Identify all lines in the listing that include the word "title", and copy them out.
* begin Data for processing *
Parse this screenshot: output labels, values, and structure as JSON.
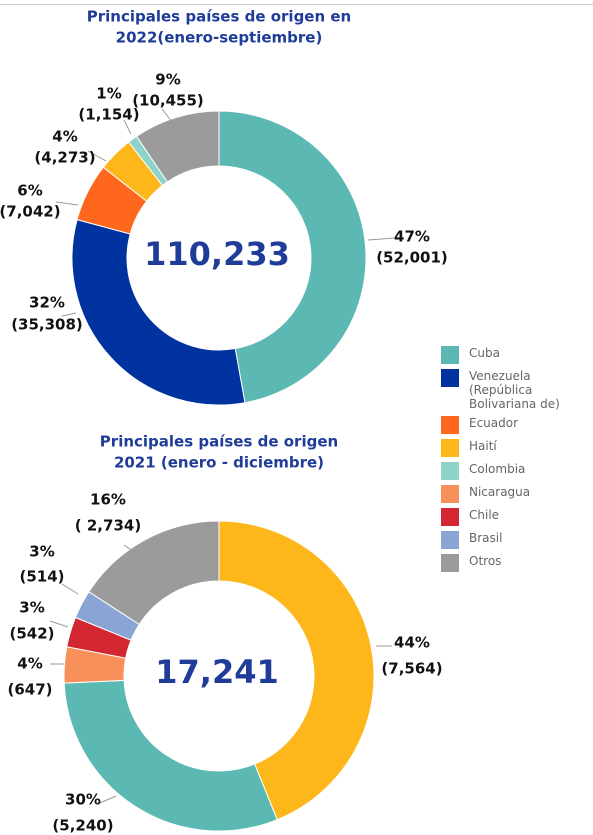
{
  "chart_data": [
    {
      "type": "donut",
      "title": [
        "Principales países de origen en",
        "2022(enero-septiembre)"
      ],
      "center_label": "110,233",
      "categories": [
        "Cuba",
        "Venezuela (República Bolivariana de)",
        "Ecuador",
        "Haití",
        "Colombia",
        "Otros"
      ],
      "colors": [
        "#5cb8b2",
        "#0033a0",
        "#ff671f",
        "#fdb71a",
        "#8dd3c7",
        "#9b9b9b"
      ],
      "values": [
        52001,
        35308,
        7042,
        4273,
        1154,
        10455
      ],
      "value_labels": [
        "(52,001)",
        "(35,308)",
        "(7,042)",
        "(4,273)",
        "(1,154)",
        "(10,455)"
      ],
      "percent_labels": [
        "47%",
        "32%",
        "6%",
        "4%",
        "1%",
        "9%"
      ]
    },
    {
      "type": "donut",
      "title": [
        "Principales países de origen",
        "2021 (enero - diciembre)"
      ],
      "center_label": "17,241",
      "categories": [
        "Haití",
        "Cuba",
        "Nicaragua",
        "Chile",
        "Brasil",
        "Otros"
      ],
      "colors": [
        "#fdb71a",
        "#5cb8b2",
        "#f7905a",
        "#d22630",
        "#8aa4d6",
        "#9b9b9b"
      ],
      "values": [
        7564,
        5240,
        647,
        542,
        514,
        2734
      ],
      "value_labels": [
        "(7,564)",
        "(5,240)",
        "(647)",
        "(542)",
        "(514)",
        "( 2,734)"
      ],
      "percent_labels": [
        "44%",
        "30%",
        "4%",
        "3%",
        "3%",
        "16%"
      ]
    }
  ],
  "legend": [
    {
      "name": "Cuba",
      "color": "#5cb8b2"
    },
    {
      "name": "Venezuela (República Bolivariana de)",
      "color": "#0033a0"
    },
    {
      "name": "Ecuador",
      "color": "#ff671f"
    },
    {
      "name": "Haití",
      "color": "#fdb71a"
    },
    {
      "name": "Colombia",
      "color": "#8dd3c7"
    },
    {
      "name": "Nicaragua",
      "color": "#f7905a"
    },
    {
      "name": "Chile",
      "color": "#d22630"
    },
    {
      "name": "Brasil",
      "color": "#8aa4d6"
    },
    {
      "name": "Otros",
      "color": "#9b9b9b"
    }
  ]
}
* end Data for processing *
* begin Data for processing *
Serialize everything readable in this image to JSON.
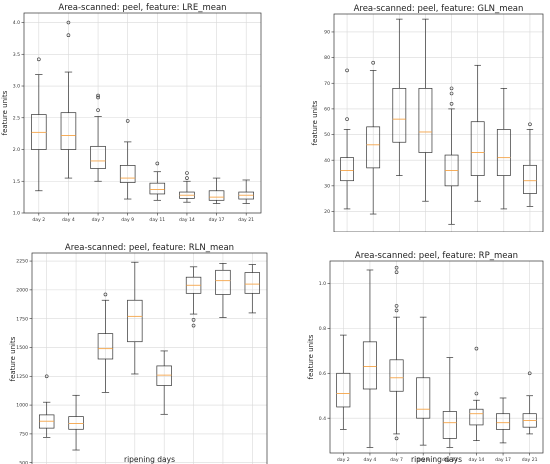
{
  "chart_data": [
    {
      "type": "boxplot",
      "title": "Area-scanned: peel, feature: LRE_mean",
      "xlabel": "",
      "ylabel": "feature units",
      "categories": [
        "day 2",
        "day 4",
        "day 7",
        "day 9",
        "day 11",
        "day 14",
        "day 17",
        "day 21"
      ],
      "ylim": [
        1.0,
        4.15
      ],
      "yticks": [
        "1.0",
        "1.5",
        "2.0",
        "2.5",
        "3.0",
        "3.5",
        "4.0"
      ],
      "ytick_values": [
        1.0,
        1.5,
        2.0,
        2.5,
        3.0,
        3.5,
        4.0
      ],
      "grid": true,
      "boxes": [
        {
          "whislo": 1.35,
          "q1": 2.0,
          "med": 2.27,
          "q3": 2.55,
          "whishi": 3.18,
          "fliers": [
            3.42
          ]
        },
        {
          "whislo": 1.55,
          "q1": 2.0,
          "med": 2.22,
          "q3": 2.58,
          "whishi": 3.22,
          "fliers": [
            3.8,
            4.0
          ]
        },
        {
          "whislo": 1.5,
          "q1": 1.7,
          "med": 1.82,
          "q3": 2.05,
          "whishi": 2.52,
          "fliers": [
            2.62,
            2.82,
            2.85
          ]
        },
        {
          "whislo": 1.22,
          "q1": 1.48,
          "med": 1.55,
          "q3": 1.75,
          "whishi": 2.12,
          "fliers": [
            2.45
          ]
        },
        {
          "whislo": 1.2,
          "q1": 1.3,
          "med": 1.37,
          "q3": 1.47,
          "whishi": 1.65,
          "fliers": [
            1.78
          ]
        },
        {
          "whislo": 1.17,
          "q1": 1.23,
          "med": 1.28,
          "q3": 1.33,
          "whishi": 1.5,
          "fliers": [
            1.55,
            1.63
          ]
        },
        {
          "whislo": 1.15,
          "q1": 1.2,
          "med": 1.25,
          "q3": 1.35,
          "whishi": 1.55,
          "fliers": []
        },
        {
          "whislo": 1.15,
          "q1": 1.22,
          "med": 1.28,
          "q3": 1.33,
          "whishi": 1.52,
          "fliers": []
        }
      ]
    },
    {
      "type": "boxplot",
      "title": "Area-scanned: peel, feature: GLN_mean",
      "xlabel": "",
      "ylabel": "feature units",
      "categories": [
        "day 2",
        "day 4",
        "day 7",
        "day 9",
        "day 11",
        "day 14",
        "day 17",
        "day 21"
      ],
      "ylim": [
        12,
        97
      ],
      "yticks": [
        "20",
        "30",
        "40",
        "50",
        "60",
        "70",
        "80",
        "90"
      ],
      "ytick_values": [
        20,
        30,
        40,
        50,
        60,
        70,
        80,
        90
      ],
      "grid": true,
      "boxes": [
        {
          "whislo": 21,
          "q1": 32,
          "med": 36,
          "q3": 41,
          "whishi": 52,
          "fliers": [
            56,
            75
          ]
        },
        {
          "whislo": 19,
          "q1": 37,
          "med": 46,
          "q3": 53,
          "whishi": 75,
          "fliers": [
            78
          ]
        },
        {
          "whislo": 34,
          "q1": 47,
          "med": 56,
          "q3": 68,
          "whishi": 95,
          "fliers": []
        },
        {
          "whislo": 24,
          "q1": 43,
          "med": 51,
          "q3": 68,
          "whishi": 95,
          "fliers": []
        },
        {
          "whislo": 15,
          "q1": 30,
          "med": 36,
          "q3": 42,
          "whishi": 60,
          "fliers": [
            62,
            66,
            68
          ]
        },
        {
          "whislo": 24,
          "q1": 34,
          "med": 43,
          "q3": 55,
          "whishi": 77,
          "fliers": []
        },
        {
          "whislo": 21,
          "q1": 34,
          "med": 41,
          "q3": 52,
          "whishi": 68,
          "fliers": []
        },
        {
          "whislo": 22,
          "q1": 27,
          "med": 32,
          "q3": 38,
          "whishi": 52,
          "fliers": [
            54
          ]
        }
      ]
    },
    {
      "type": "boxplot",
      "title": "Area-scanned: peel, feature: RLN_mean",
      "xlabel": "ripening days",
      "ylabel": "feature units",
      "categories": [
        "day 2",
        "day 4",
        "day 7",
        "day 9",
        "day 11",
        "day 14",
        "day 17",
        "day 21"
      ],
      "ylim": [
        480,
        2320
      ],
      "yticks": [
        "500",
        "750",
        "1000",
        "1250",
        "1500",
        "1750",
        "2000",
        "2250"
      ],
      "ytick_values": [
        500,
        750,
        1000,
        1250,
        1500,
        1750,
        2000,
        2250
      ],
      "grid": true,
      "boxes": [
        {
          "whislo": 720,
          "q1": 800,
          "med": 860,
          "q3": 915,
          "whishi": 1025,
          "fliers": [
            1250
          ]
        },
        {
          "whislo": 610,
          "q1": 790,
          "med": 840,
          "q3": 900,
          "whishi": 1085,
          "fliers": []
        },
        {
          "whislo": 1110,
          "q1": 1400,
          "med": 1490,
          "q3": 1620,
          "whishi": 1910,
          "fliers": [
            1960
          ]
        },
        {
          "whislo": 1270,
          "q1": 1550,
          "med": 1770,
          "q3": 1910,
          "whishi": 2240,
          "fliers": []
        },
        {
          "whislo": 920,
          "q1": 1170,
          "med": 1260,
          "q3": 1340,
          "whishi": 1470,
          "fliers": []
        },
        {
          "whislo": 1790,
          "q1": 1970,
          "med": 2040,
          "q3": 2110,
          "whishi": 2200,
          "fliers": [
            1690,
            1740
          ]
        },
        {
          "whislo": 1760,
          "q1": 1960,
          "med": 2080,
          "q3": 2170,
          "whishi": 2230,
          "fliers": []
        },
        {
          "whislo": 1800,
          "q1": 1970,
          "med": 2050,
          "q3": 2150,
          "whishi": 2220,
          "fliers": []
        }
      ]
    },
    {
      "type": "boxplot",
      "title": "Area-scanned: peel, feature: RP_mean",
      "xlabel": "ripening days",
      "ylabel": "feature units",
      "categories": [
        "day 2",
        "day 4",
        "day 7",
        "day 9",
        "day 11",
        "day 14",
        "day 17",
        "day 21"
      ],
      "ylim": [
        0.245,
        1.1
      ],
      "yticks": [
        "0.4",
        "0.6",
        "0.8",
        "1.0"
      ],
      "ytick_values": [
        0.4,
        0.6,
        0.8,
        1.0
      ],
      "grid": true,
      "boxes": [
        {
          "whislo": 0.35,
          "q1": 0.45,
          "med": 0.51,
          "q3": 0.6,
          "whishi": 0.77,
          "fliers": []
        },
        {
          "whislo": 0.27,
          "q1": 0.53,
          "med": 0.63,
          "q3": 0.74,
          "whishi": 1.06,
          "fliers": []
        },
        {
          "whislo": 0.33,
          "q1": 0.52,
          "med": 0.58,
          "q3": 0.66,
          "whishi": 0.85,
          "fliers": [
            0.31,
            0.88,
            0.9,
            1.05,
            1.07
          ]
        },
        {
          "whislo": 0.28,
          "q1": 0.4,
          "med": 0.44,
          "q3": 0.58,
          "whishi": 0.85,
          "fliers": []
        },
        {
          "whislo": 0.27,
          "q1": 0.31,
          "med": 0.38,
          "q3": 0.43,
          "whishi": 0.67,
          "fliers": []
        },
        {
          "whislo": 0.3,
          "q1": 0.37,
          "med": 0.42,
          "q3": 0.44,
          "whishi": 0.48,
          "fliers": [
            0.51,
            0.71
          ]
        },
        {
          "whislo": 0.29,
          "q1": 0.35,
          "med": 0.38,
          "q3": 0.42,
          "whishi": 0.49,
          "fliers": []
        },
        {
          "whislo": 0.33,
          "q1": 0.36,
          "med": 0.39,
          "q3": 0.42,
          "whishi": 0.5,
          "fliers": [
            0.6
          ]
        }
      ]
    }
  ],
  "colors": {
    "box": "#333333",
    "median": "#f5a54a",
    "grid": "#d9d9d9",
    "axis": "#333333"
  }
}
* end Data for processing *
• _Response below_:
      "title": [
      "title": [
      "title": "Area-scanned: peel, feature: LRE_mean",
      "title": "Area-scanned: peel, feature: GLN_mean",
      "title": "Area-scanned: peel, feature: RLN_mean",
      "title": "Area-scanned: peel, feature: RP_mean",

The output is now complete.